==== Dataset rows ====

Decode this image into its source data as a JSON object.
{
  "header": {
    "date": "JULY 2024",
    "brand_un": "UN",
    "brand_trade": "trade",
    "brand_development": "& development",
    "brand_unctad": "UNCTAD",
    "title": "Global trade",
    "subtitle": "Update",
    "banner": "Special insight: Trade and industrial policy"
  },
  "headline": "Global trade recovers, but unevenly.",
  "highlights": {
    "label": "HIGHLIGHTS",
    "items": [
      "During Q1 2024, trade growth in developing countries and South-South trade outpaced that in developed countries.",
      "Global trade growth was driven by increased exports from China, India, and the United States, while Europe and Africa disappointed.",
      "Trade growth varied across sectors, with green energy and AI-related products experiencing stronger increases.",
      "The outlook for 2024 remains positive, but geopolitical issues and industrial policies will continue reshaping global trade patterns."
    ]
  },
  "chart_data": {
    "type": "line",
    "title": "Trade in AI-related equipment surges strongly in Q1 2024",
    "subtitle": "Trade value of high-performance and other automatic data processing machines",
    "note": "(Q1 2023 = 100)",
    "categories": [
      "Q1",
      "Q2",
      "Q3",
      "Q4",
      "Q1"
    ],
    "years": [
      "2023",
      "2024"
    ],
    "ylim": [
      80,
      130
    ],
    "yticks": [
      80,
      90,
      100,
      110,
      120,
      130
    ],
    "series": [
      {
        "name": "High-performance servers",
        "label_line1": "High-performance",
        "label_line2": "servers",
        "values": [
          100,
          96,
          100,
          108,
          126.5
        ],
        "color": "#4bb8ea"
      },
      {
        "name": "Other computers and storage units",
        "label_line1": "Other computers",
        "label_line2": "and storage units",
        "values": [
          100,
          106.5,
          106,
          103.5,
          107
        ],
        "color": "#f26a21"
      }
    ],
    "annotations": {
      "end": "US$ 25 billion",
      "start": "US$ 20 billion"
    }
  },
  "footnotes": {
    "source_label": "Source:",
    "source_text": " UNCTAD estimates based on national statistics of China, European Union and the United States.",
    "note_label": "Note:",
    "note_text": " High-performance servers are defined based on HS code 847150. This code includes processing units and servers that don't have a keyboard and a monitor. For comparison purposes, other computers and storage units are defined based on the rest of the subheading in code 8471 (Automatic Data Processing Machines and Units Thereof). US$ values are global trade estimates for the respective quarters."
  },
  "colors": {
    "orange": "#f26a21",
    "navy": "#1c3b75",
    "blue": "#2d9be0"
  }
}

====

### The problem
Select and copy every line from the records that includes the word "subtitle".

### Task answer
    "subtitle": "Update",
    "subtitle": "Trade value of high-performance and other automatic data processing machines",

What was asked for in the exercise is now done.